EXERCISE OBJECTIVE
Transcribe each line of the material as it is, and drop any picture.

GIVEN ENTRIES

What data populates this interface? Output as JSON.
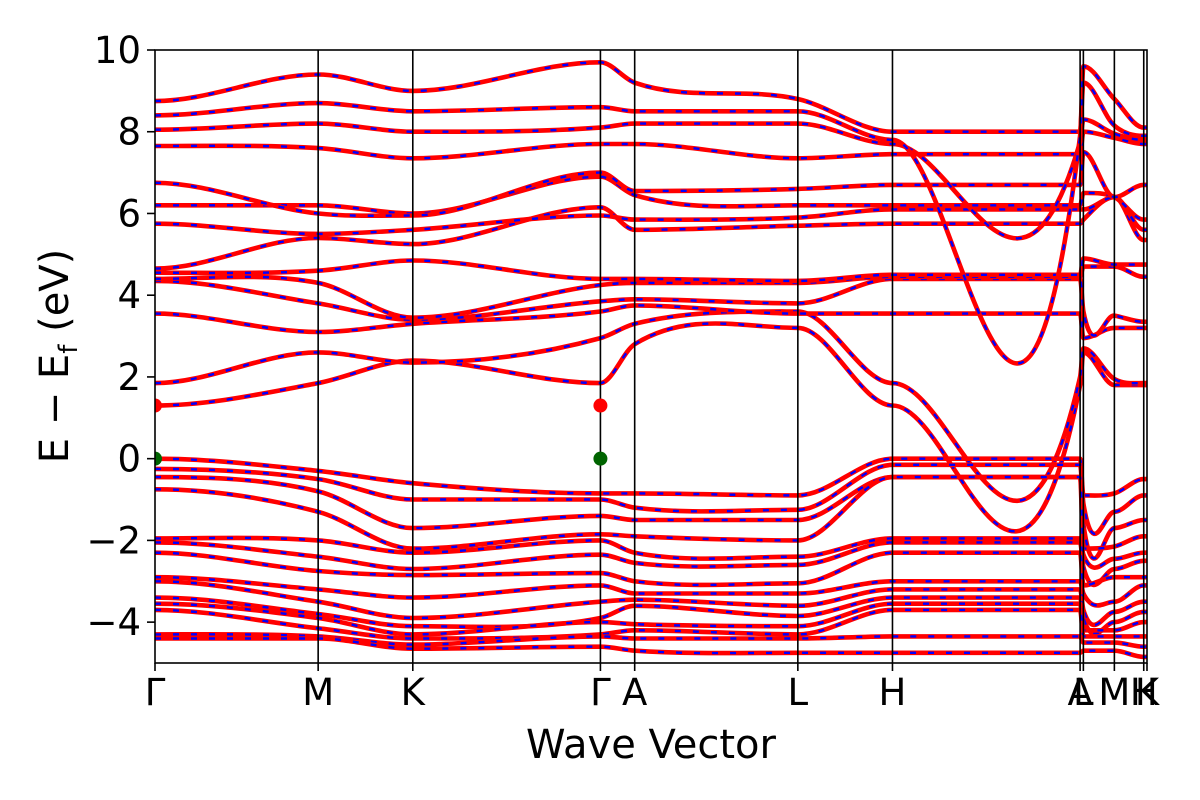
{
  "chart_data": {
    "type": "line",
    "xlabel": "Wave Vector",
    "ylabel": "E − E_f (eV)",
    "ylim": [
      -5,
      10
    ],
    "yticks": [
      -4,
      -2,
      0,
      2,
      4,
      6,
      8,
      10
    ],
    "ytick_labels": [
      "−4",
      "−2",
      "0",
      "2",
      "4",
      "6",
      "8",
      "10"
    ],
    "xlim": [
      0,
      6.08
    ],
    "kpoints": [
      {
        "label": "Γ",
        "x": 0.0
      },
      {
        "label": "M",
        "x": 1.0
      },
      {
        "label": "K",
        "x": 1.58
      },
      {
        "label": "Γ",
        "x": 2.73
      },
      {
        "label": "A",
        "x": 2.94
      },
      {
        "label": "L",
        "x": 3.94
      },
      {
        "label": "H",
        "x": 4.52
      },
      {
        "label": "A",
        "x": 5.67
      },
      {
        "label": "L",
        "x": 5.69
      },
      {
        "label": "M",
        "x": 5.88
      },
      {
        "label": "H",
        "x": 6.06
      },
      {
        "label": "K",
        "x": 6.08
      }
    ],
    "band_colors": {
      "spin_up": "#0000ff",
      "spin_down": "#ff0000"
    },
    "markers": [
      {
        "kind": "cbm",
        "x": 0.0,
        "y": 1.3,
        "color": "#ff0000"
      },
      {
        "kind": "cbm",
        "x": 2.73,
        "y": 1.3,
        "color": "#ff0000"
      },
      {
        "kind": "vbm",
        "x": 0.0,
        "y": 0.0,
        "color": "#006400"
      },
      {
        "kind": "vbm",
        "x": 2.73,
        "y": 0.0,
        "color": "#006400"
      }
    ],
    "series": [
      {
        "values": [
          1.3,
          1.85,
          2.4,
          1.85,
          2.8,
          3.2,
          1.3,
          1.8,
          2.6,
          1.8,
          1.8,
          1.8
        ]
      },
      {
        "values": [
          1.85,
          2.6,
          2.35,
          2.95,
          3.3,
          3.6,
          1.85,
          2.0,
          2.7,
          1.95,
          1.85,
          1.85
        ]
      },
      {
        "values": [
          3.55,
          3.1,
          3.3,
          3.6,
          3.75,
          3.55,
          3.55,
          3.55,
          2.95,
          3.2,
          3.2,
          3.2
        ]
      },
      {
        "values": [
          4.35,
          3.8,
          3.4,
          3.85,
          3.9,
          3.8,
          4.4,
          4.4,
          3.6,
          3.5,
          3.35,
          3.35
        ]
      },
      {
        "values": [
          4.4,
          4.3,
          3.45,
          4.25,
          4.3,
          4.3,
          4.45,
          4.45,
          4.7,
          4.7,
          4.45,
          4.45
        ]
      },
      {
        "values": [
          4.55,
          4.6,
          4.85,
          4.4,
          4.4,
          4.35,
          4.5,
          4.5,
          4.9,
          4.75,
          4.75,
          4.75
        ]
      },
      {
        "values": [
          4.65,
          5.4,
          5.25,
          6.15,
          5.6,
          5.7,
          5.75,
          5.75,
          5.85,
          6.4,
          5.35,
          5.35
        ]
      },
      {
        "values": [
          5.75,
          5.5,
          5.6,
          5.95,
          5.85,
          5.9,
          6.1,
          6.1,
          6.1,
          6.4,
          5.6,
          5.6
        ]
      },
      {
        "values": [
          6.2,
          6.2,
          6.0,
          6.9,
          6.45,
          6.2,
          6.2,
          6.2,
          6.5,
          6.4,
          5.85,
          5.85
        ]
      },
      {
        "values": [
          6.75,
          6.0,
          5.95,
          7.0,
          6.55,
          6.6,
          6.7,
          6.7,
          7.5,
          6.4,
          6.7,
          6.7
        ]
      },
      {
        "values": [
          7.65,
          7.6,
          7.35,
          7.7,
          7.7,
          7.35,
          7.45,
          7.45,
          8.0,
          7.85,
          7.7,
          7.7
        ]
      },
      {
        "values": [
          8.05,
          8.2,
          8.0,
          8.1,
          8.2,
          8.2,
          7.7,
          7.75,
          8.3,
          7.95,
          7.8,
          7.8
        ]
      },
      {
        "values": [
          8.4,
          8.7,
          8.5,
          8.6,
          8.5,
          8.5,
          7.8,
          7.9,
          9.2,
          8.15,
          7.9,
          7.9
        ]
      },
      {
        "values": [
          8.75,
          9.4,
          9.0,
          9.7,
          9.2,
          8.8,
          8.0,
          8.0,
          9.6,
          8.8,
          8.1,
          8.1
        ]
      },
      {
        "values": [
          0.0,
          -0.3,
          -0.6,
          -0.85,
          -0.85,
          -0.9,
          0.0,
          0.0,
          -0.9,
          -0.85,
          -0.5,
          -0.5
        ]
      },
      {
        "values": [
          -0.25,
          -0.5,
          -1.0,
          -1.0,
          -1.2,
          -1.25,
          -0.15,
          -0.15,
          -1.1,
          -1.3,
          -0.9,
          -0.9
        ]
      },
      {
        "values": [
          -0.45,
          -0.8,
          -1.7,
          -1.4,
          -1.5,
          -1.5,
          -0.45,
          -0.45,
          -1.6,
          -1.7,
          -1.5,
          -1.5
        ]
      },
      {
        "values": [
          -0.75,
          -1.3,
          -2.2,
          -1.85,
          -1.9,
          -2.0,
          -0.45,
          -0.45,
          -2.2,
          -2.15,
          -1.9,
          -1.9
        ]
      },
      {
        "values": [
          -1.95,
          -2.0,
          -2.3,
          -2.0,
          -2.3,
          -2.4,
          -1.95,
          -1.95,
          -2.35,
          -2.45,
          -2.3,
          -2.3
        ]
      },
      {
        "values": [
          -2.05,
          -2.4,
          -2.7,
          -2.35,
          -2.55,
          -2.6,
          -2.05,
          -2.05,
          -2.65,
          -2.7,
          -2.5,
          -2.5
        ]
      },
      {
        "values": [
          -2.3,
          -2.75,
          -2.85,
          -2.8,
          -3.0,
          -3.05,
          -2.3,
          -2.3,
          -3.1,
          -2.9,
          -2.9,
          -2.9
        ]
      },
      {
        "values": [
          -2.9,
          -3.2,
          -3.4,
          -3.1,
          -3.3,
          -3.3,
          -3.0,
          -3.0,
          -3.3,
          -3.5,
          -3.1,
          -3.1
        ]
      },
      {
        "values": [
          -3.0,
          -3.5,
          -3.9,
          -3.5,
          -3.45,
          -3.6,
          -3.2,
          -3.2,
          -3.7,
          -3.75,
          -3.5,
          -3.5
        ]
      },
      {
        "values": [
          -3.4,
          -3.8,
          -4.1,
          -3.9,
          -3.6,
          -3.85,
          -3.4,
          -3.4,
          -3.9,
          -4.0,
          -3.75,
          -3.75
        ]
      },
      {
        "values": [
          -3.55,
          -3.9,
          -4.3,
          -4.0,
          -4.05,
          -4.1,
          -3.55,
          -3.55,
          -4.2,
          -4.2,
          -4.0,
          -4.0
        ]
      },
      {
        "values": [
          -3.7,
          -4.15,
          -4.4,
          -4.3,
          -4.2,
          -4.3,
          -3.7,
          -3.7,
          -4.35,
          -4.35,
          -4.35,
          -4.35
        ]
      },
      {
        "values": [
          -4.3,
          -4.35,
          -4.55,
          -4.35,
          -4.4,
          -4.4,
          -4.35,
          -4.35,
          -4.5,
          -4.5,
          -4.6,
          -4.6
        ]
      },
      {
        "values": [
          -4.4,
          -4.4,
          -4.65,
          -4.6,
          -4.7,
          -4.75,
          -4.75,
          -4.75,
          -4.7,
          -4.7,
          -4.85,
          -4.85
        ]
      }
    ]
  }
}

WRITTEN REPLY
What data populates this interface? Output as JSON.
{
  "chart_data": {
    "type": "line",
    "xlabel": "Wave Vector",
    "ylabel": "E − E_f (eV)",
    "ylim": [
      -5,
      10
    ],
    "yticks": [
      -4,
      -2,
      0,
      2,
      4,
      6,
      8,
      10
    ],
    "ytick_labels": [
      "−4",
      "−2",
      "0",
      "2",
      "4",
      "6",
      "8",
      "10"
    ],
    "xlim": [
      0,
      6.08
    ],
    "kpoints": [
      {
        "label": "Γ",
        "x": 0.0
      },
      {
        "label": "M",
        "x": 1.0
      },
      {
        "label": "K",
        "x": 1.58
      },
      {
        "label": "Γ",
        "x": 2.73
      },
      {
        "label": "A",
        "x": 2.94
      },
      {
        "label": "L",
        "x": 3.94
      },
      {
        "label": "H",
        "x": 4.52
      },
      {
        "label": "A",
        "x": 5.67
      },
      {
        "label": "L",
        "x": 5.69
      },
      {
        "label": "M",
        "x": 5.88
      },
      {
        "label": "H",
        "x": 6.06
      },
      {
        "label": "K",
        "x": 6.08
      }
    ],
    "band_colors": {
      "spin_up": "#0000ff",
      "spin_down": "#ff0000"
    },
    "markers": [
      {
        "kind": "cbm",
        "x": 0.0,
        "y": 1.3,
        "color": "#ff0000"
      },
      {
        "kind": "cbm",
        "x": 2.73,
        "y": 1.3,
        "color": "#ff0000"
      },
      {
        "kind": "vbm",
        "x": 0.0,
        "y": 0.0,
        "color": "#006400"
      },
      {
        "kind": "vbm",
        "x": 2.73,
        "y": 0.0,
        "color": "#006400"
      }
    ],
    "series": [
      {
        "values": [
          1.3,
          1.85,
          2.4,
          1.85,
          2.8,
          3.2,
          1.3,
          1.8,
          2.6,
          1.8,
          1.8,
          1.8
        ]
      },
      {
        "values": [
          1.85,
          2.6,
          2.35,
          2.95,
          3.3,
          3.6,
          1.85,
          2.0,
          2.7,
          1.95,
          1.85,
          1.85
        ]
      },
      {
        "values": [
          3.55,
          3.1,
          3.3,
          3.6,
          3.75,
          3.55,
          3.55,
          3.55,
          2.95,
          3.2,
          3.2,
          3.2
        ]
      },
      {
        "values": [
          4.35,
          3.8,
          3.4,
          3.85,
          3.9,
          3.8,
          4.4,
          4.4,
          3.6,
          3.5,
          3.35,
          3.35
        ]
      },
      {
        "values": [
          4.4,
          4.3,
          3.45,
          4.25,
          4.3,
          4.3,
          4.45,
          4.45,
          4.7,
          4.7,
          4.45,
          4.45
        ]
      },
      {
        "values": [
          4.55,
          4.6,
          4.85,
          4.4,
          4.4,
          4.35,
          4.5,
          4.5,
          4.9,
          4.75,
          4.75,
          4.75
        ]
      },
      {
        "values": [
          4.65,
          5.4,
          5.25,
          6.15,
          5.6,
          5.7,
          5.75,
          5.75,
          5.85,
          6.4,
          5.35,
          5.35
        ]
      },
      {
        "values": [
          5.75,
          5.5,
          5.6,
          5.95,
          5.85,
          5.9,
          6.1,
          6.1,
          6.1,
          6.4,
          5.6,
          5.6
        ]
      },
      {
        "values": [
          6.2,
          6.2,
          6.0,
          6.9,
          6.45,
          6.2,
          6.2,
          6.2,
          6.5,
          6.4,
          5.85,
          5.85
        ]
      },
      {
        "values": [
          6.75,
          6.0,
          5.95,
          7.0,
          6.55,
          6.6,
          6.7,
          6.7,
          7.5,
          6.4,
          6.7,
          6.7
        ]
      },
      {
        "values": [
          7.65,
          7.6,
          7.35,
          7.7,
          7.7,
          7.35,
          7.45,
          7.45,
          8.0,
          7.85,
          7.7,
          7.7
        ]
      },
      {
        "values": [
          8.05,
          8.2,
          8.0,
          8.1,
          8.2,
          8.2,
          7.7,
          7.75,
          8.3,
          7.95,
          7.8,
          7.8
        ]
      },
      {
        "values": [
          8.4,
          8.7,
          8.5,
          8.6,
          8.5,
          8.5,
          7.8,
          7.9,
          9.2,
          8.15,
          7.9,
          7.9
        ]
      },
      {
        "values": [
          8.75,
          9.4,
          9.0,
          9.7,
          9.2,
          8.8,
          8.0,
          8.0,
          9.6,
          8.8,
          8.1,
          8.1
        ]
      },
      {
        "values": [
          0.0,
          -0.3,
          -0.6,
          -0.85,
          -0.85,
          -0.9,
          0.0,
          0.0,
          -0.9,
          -0.85,
          -0.5,
          -0.5
        ]
      },
      {
        "values": [
          -0.25,
          -0.5,
          -1.0,
          -1.0,
          -1.2,
          -1.25,
          -0.15,
          -0.15,
          -1.1,
          -1.3,
          -0.9,
          -0.9
        ]
      },
      {
        "values": [
          -0.45,
          -0.8,
          -1.7,
          -1.4,
          -1.5,
          -1.5,
          -0.45,
          -0.45,
          -1.6,
          -1.7,
          -1.5,
          -1.5
        ]
      },
      {
        "values": [
          -0.75,
          -1.3,
          -2.2,
          -1.85,
          -1.9,
          -2.0,
          -0.45,
          -0.45,
          -2.2,
          -2.15,
          -1.9,
          -1.9
        ]
      },
      {
        "values": [
          -1.95,
          -2.0,
          -2.3,
          -2.0,
          -2.3,
          -2.4,
          -1.95,
          -1.95,
          -2.35,
          -2.45,
          -2.3,
          -2.3
        ]
      },
      {
        "values": [
          -2.05,
          -2.4,
          -2.7,
          -2.35,
          -2.55,
          -2.6,
          -2.05,
          -2.05,
          -2.65,
          -2.7,
          -2.5,
          -2.5
        ]
      },
      {
        "values": [
          -2.3,
          -2.75,
          -2.85,
          -2.8,
          -3.0,
          -3.05,
          -2.3,
          -2.3,
          -3.1,
          -2.9,
          -2.9,
          -2.9
        ]
      },
      {
        "values": [
          -2.9,
          -3.2,
          -3.4,
          -3.1,
          -3.3,
          -3.3,
          -3.0,
          -3.0,
          -3.3,
          -3.5,
          -3.1,
          -3.1
        ]
      },
      {
        "values": [
          -3.0,
          -3.5,
          -3.9,
          -3.5,
          -3.45,
          -3.6,
          -3.2,
          -3.2,
          -3.7,
          -3.75,
          -3.5,
          -3.5
        ]
      },
      {
        "values": [
          -3.4,
          -3.8,
          -4.1,
          -3.9,
          -3.6,
          -3.85,
          -3.4,
          -3.4,
          -3.9,
          -4.0,
          -3.75,
          -3.75
        ]
      },
      {
        "values": [
          -3.55,
          -3.9,
          -4.3,
          -4.0,
          -4.05,
          -4.1,
          -3.55,
          -3.55,
          -4.2,
          -4.2,
          -4.0,
          -4.0
        ]
      },
      {
        "values": [
          -3.7,
          -4.15,
          -4.4,
          -4.3,
          -4.2,
          -4.3,
          -3.7,
          -3.7,
          -4.35,
          -4.35,
          -4.35,
          -4.35
        ]
      },
      {
        "values": [
          -4.3,
          -4.35,
          -4.55,
          -4.35,
          -4.4,
          -4.4,
          -4.35,
          -4.35,
          -4.5,
          -4.5,
          -4.6,
          -4.6
        ]
      },
      {
        "values": [
          -4.4,
          -4.4,
          -4.65,
          -4.6,
          -4.7,
          -4.75,
          -4.75,
          -4.75,
          -4.7,
          -4.7,
          -4.85,
          -4.85
        ]
      }
    ]
  }
}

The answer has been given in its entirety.